* [Problem description]:
Find the word "What" in the records below. List each line containing it.

..........

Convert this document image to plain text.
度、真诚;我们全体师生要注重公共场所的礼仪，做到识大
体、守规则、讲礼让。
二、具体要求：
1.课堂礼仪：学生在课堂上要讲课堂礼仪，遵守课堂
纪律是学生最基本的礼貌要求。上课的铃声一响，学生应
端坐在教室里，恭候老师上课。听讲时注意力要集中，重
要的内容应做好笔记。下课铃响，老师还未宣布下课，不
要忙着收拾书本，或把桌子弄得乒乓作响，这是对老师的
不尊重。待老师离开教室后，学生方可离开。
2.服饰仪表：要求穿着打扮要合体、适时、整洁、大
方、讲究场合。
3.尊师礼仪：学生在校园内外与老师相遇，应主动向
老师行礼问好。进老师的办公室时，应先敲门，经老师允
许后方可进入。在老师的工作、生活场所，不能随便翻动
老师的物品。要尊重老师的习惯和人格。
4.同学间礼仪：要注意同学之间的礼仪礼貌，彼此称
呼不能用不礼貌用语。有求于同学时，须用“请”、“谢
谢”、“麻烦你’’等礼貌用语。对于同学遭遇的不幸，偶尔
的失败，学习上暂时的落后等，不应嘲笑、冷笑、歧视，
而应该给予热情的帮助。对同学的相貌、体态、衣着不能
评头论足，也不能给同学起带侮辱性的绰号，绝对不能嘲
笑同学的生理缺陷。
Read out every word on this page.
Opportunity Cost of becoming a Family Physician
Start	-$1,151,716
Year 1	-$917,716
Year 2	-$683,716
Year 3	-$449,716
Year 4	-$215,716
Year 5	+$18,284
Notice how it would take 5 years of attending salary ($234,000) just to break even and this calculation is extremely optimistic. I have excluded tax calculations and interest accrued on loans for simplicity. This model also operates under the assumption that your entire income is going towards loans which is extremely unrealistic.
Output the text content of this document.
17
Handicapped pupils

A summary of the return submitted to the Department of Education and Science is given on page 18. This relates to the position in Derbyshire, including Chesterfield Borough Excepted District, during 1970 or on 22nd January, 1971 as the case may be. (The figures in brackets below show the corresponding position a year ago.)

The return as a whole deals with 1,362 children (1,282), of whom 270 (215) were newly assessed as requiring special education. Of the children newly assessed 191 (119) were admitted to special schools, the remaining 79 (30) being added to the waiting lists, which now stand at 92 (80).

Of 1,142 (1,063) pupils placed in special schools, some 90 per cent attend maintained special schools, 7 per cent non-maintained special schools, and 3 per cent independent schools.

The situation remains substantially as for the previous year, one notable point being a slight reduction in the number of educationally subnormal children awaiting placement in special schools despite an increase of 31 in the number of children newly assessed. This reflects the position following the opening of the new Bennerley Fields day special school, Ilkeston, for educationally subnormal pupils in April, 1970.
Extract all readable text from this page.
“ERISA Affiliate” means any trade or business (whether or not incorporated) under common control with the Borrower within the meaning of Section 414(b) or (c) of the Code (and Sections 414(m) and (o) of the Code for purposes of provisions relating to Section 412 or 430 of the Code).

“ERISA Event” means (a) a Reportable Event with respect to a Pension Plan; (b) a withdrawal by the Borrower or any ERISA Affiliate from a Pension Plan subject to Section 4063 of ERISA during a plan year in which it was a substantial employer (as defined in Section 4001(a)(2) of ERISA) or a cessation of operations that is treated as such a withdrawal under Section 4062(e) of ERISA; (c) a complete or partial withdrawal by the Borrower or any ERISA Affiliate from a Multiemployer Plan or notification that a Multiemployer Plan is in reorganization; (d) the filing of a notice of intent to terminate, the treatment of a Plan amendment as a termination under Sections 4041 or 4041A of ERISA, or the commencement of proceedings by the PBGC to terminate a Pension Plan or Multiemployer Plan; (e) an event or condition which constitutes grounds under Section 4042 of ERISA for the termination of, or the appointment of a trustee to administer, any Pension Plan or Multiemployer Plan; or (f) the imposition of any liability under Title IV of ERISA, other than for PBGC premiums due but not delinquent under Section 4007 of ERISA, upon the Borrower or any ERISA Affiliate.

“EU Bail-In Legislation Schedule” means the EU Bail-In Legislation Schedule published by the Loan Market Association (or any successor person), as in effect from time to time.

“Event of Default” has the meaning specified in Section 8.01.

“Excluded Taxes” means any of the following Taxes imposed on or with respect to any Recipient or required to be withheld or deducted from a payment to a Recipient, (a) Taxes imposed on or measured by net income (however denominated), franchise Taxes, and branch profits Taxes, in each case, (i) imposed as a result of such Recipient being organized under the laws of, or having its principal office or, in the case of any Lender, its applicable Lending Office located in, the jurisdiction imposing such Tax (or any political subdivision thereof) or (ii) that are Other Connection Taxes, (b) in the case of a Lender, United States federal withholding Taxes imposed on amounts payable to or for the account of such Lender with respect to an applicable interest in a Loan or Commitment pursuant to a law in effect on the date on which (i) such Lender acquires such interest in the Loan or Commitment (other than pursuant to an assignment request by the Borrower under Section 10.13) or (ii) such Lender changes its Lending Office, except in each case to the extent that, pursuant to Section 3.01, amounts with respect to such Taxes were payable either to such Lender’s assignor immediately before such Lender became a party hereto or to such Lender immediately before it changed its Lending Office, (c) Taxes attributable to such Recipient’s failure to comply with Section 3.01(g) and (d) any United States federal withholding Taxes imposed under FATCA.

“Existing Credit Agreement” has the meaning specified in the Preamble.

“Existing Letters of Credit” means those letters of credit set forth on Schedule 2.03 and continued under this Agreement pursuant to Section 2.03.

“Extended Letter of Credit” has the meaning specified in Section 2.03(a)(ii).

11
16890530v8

..........

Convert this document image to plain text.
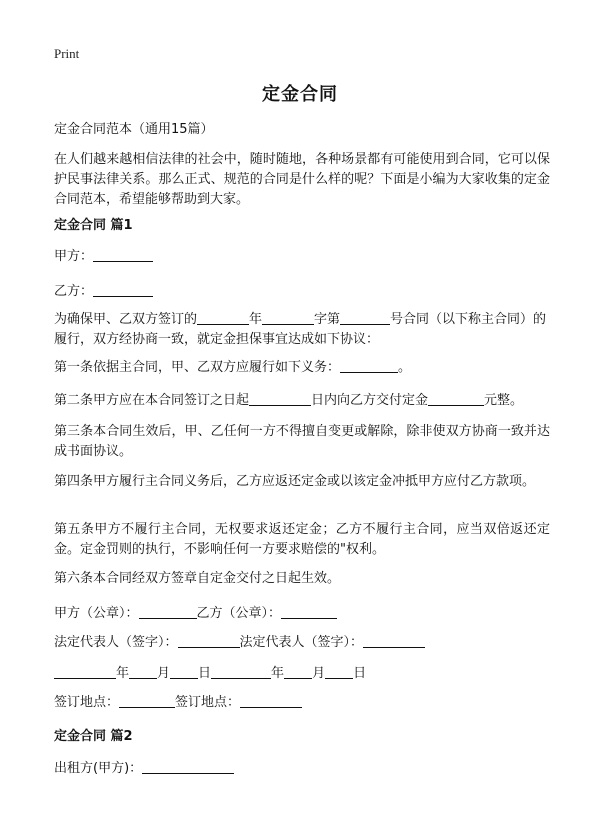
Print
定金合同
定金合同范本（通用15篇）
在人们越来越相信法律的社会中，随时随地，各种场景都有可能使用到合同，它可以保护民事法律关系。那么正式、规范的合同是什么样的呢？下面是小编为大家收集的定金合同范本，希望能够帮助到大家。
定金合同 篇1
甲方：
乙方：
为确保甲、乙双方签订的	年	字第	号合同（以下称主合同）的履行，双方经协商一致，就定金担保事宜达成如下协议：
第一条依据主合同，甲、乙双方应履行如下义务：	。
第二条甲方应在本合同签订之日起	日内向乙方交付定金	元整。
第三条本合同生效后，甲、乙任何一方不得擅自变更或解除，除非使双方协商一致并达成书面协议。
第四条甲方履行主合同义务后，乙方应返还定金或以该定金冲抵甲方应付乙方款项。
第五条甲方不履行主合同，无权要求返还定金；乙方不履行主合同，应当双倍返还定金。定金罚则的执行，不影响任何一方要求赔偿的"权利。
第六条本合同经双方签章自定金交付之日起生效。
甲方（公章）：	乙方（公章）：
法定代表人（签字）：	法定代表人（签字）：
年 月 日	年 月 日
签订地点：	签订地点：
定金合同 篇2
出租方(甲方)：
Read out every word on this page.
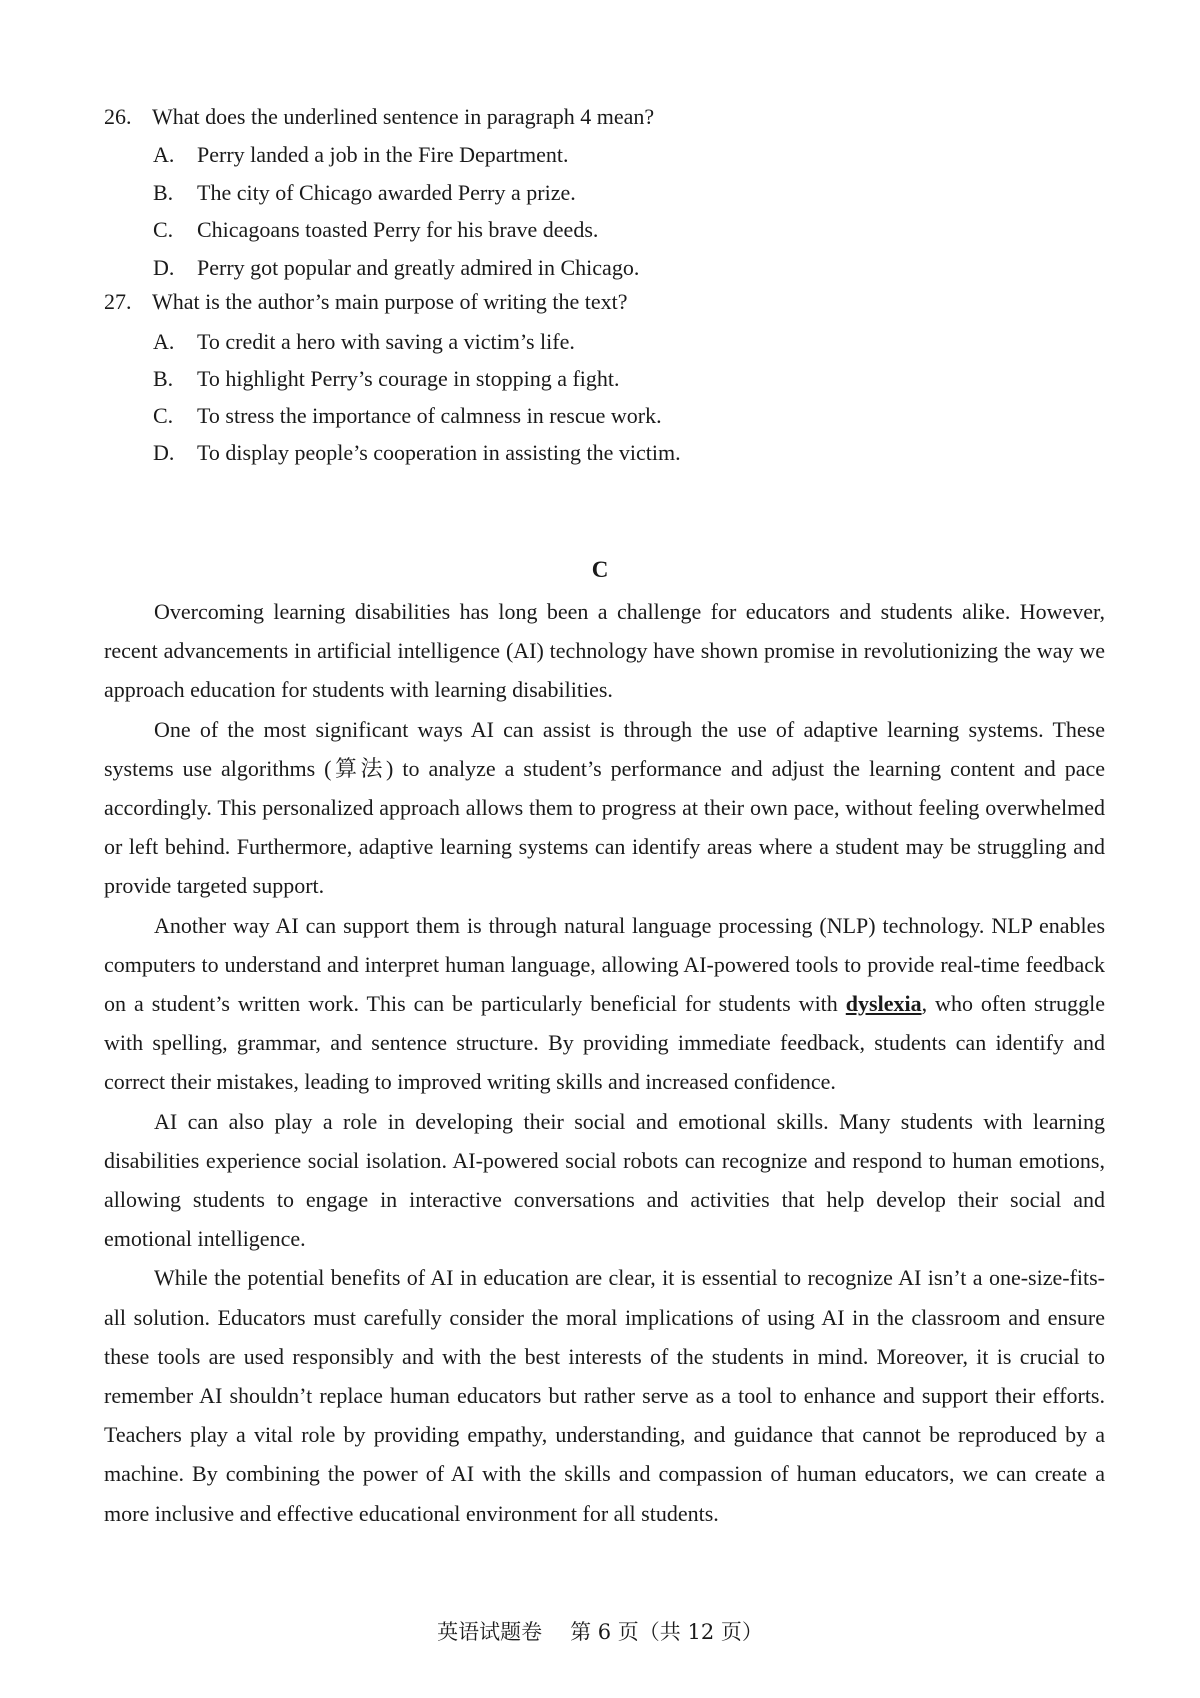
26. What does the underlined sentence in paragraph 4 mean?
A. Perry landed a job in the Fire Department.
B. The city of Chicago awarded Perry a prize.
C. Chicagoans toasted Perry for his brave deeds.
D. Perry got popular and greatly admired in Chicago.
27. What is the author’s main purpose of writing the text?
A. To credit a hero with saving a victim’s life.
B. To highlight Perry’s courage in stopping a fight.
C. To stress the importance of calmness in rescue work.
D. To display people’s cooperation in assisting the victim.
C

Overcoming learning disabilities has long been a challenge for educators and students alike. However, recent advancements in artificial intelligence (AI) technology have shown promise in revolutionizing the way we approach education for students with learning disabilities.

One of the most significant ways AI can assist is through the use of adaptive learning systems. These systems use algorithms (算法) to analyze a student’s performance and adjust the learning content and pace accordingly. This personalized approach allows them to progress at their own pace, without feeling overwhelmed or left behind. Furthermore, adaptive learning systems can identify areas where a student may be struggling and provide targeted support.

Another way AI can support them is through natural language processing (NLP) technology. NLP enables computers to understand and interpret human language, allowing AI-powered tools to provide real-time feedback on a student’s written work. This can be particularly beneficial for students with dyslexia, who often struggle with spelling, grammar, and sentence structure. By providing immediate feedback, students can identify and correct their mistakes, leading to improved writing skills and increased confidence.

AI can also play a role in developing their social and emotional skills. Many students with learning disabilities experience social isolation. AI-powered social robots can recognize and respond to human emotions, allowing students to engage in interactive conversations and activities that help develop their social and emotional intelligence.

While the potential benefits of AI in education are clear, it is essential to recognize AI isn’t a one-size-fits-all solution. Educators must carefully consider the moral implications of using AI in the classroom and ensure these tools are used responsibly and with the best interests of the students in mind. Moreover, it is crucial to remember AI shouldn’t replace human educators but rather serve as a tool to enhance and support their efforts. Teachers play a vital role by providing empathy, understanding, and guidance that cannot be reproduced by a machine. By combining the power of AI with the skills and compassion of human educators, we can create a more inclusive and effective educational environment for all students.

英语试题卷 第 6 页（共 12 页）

..........

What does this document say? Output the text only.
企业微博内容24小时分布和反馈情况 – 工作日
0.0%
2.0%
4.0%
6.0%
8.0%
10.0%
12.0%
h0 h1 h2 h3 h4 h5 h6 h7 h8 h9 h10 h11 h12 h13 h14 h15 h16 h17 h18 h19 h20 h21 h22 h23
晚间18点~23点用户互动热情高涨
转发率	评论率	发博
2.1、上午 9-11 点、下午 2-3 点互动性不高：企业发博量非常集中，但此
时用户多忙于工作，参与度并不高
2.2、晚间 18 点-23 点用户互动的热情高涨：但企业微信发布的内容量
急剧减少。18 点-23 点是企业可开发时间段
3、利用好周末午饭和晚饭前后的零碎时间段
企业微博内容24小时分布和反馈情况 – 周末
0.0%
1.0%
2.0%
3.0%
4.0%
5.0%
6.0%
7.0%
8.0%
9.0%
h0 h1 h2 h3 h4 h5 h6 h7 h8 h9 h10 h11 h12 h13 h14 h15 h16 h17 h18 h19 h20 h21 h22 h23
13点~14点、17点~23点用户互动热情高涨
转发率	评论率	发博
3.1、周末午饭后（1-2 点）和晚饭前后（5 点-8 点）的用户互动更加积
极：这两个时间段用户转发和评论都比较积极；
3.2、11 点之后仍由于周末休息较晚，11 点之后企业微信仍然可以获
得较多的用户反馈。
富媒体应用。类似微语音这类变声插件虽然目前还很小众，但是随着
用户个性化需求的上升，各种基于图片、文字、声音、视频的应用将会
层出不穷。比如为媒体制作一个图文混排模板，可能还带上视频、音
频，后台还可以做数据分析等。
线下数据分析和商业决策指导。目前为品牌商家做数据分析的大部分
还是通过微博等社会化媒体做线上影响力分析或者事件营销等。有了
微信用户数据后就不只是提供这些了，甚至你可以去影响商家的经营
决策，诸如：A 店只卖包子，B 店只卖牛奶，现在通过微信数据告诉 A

..........

* [Final result]:
26. What does the underlined sentence in paragraph 4 mean?
27. What is the author’s main purpose of writing the text?
What does this document say? Output the text only.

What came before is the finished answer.